**DATA FOR THIS EXERCISE**.
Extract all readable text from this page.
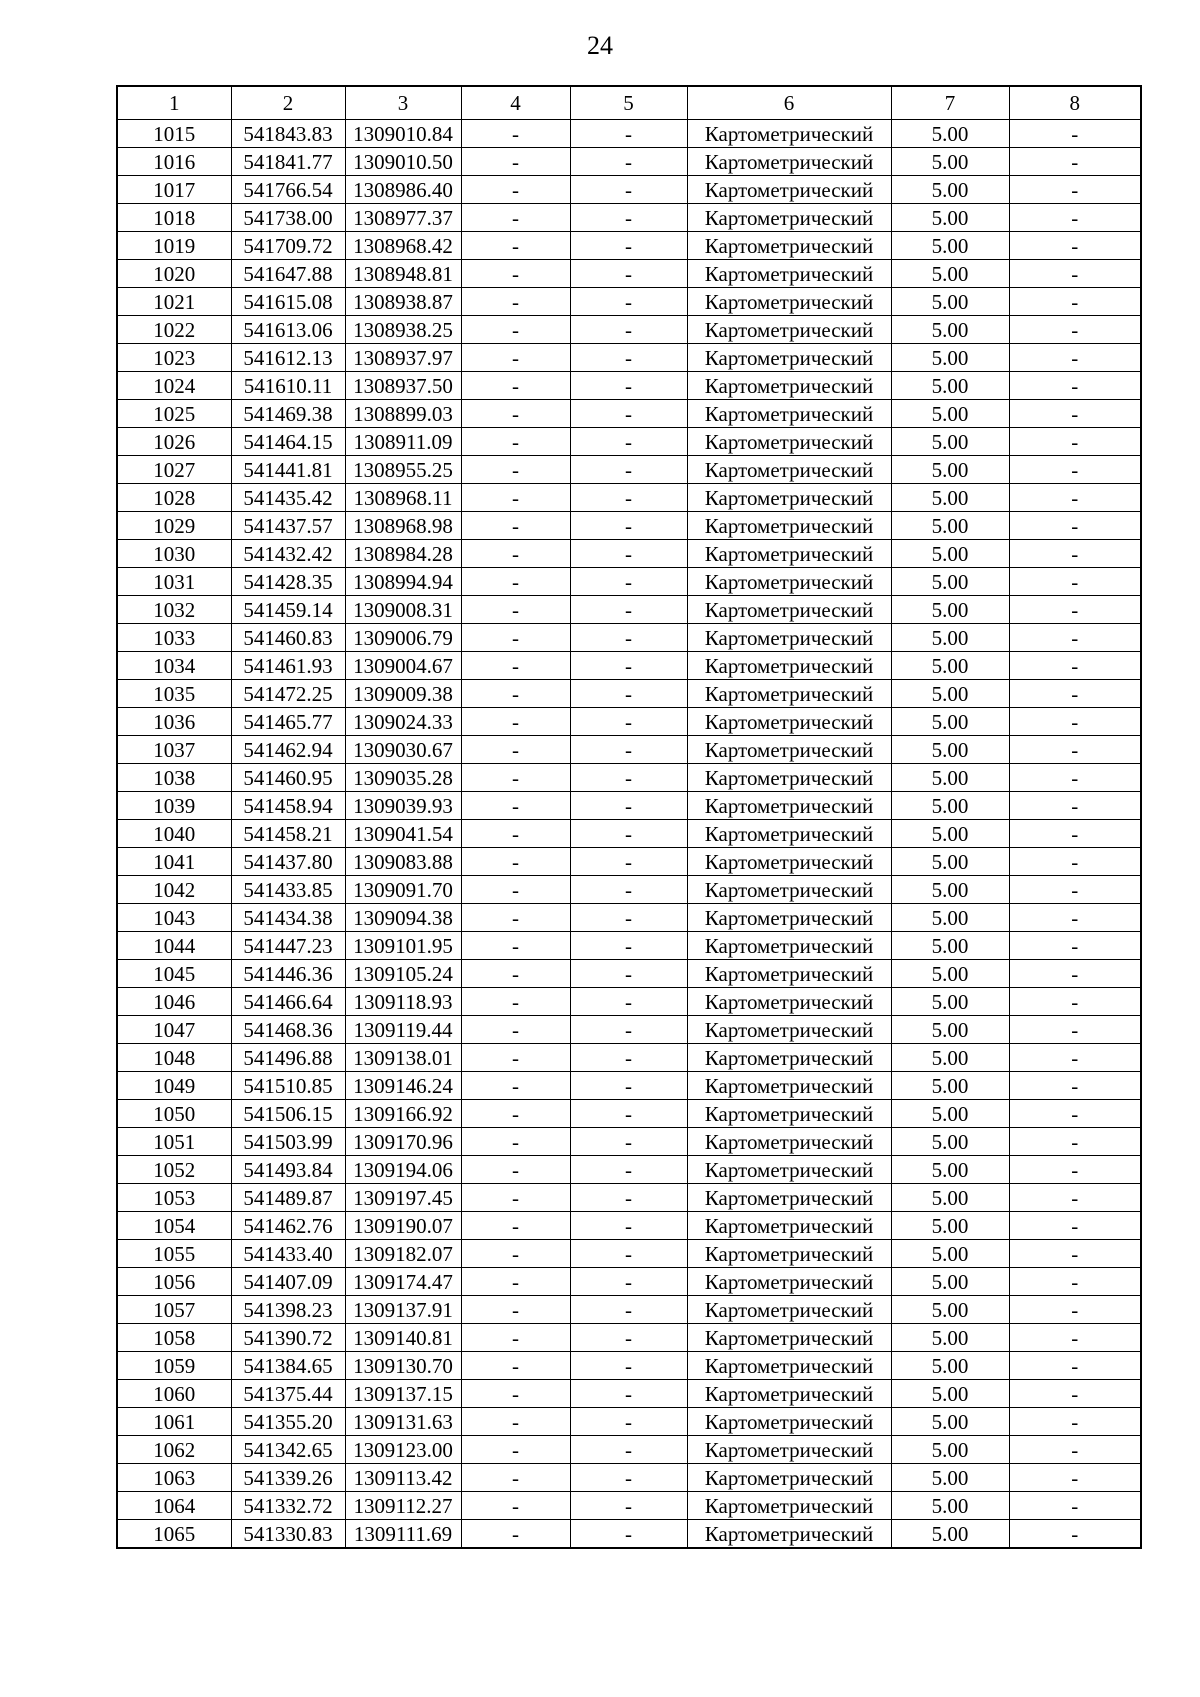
24
1	2	3	4	5	6	7	8
1015	541843.83	1309010.84	-	-	Картометрический	5.00	-
1016	541841.77	1309010.50	-	-	Картометрический	5.00	-
1017	541766.54	1308986.40	-	-	Картометрический	5.00	-
1018	541738.00	1308977.37	-	-	Картометрический	5.00	-
1019	541709.72	1308968.42	-	-	Картометрический	5.00	-
1020	541647.88	1308948.81	-	-	Картометрический	5.00	-
1021	541615.08	1308938.87	-	-	Картометрический	5.00	-
1022	541613.06	1308938.25	-	-	Картометрический	5.00	-
1023	541612.13	1308937.97	-	-	Картометрический	5.00	-
1024	541610.11	1308937.50	-	-	Картометрический	5.00	-
1025	541469.38	1308899.03	-	-	Картометрический	5.00	-
1026	541464.15	1308911.09	-	-	Картометрический	5.00	-
1027	541441.81	1308955.25	-	-	Картометрический	5.00	-
1028	541435.42	1308968.11	-	-	Картометрический	5.00	-
1029	541437.57	1308968.98	-	-	Картометрический	5.00	-
1030	541432.42	1308984.28	-	-	Картометрический	5.00	-
1031	541428.35	1308994.94	-	-	Картометрический	5.00	-
1032	541459.14	1309008.31	-	-	Картометрический	5.00	-
1033	541460.83	1309006.79	-	-	Картометрический	5.00	-
1034	541461.93	1309004.67	-	-	Картометрический	5.00	-
1035	541472.25	1309009.38	-	-	Картометрический	5.00	-
1036	541465.77	1309024.33	-	-	Картометрический	5.00	-
1037	541462.94	1309030.67	-	-	Картометрический	5.00	-
1038	541460.95	1309035.28	-	-	Картометрический	5.00	-
1039	541458.94	1309039.93	-	-	Картометрический	5.00	-
1040	541458.21	1309041.54	-	-	Картометрический	5.00	-
1041	541437.80	1309083.88	-	-	Картометрический	5.00	-
1042	541433.85	1309091.70	-	-	Картометрический	5.00	-
1043	541434.38	1309094.38	-	-	Картометрический	5.00	-
1044	541447.23	1309101.95	-	-	Картометрический	5.00	-
1045	541446.36	1309105.24	-	-	Картометрический	5.00	-
1046	541466.64	1309118.93	-	-	Картометрический	5.00	-
1047	541468.36	1309119.44	-	-	Картометрический	5.00	-
1048	541496.88	1309138.01	-	-	Картометрический	5.00	-
1049	541510.85	1309146.24	-	-	Картометрический	5.00	-
1050	541506.15	1309166.92	-	-	Картометрический	5.00	-
1051	541503.99	1309170.96	-	-	Картометрический	5.00	-
1052	541493.84	1309194.06	-	-	Картометрический	5.00	-
1053	541489.87	1309197.45	-	-	Картометрический	5.00	-
1054	541462.76	1309190.07	-	-	Картометрический	5.00	-
1055	541433.40	1309182.07	-	-	Картометрический	5.00	-
1056	541407.09	1309174.47	-	-	Картометрический	5.00	-
1057	541398.23	1309137.91	-	-	Картометрический	5.00	-
1058	541390.72	1309140.81	-	-	Картометрический	5.00	-
1059	541384.65	1309130.70	-	-	Картометрический	5.00	-
1060	541375.44	1309137.15	-	-	Картометрический	5.00	-
1061	541355.20	1309131.63	-	-	Картометрический	5.00	-
1062	541342.65	1309123.00	-	-	Картометрический	5.00	-
1063	541339.26	1309113.42	-	-	Картометрический	5.00	-
1064	541332.72	1309112.27	-	-	Картометрический	5.00	-
1065	541330.83	1309111.69	-	-	Картометрический	5.00	-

**BRIEF**. All of the entries need to be transcribed word for word; pictures are left out.

**SOLUTION FOR THIS EXERCISE**.
Extract all readable text from this page.
24
1	2	3	4	5	6	7	8
1015	541843.83	1309010.84	-	-	Картометрический	5.00	-
1016	541841.77	1309010.50	-	-	Картометрический	5.00	-
1017	541766.54	1308986.40	-	-	Картометрический	5.00	-
1018	541738.00	1308977.37	-	-	Картометрический	5.00	-
1019	541709.72	1308968.42	-	-	Картометрический	5.00	-
1020	541647.88	1308948.81	-	-	Картометрический	5.00	-
1021	541615.08	1308938.87	-	-	Картометрический	5.00	-
1022	541613.06	1308938.25	-	-	Картометрический	5.00	-
1023	541612.13	1308937.97	-	-	Картометрический	5.00	-
1024	541610.11	1308937.50	-	-	Картометрический	5.00	-
1025	541469.38	1308899.03	-	-	Картометрический	5.00	-
1026	541464.15	1308911.09	-	-	Картометрический	5.00	-
1027	541441.81	1308955.25	-	-	Картометрический	5.00	-
1028	541435.42	1308968.11	-	-	Картометрический	5.00	-
1029	541437.57	1308968.98	-	-	Картометрический	5.00	-
1030	541432.42	1308984.28	-	-	Картометрический	5.00	-
1031	541428.35	1308994.94	-	-	Картометрический	5.00	-
1032	541459.14	1309008.31	-	-	Картометрический	5.00	-
1033	541460.83	1309006.79	-	-	Картометрический	5.00	-
1034	541461.93	1309004.67	-	-	Картометрический	5.00	-
1035	541472.25	1309009.38	-	-	Картометрический	5.00	-
1036	541465.77	1309024.33	-	-	Картометрический	5.00	-
1037	541462.94	1309030.67	-	-	Картометрический	5.00	-
1038	541460.95	1309035.28	-	-	Картометрический	5.00	-
1039	541458.94	1309039.93	-	-	Картометрический	5.00	-
1040	541458.21	1309041.54	-	-	Картометрический	5.00	-
1041	541437.80	1309083.88	-	-	Картометрический	5.00	-
1042	541433.85	1309091.70	-	-	Картометрический	5.00	-
1043	541434.38	1309094.38	-	-	Картометрический	5.00	-
1044	541447.23	1309101.95	-	-	Картометрический	5.00	-
1045	541446.36	1309105.24	-	-	Картометрический	5.00	-
1046	541466.64	1309118.93	-	-	Картометрический	5.00	-
1047	541468.36	1309119.44	-	-	Картометрический	5.00	-
1048	541496.88	1309138.01	-	-	Картометрический	5.00	-
1049	541510.85	1309146.24	-	-	Картометрический	5.00	-
1050	541506.15	1309166.92	-	-	Картометрический	5.00	-
1051	541503.99	1309170.96	-	-	Картометрический	5.00	-
1052	541493.84	1309194.06	-	-	Картометрический	5.00	-
1053	541489.87	1309197.45	-	-	Картометрический	5.00	-
1054	541462.76	1309190.07	-	-	Картометрический	5.00	-
1055	541433.40	1309182.07	-	-	Картометрический	5.00	-
1056	541407.09	1309174.47	-	-	Картометрический	5.00	-
1057	541398.23	1309137.91	-	-	Картометрический	5.00	-
1058	541390.72	1309140.81	-	-	Картометрический	5.00	-
1059	541384.65	1309130.70	-	-	Картометрический	5.00	-
1060	541375.44	1309137.15	-	-	Картометрический	5.00	-
1061	541355.20	1309131.63	-	-	Картометрический	5.00	-
1062	541342.65	1309123.00	-	-	Картометрический	5.00	-
1063	541339.26	1309113.42	-	-	Картометрический	5.00	-
1064	541332.72	1309112.27	-	-	Картометрический	5.00	-
1065	541330.83	1309111.69	-	-	Картометрический	5.00	-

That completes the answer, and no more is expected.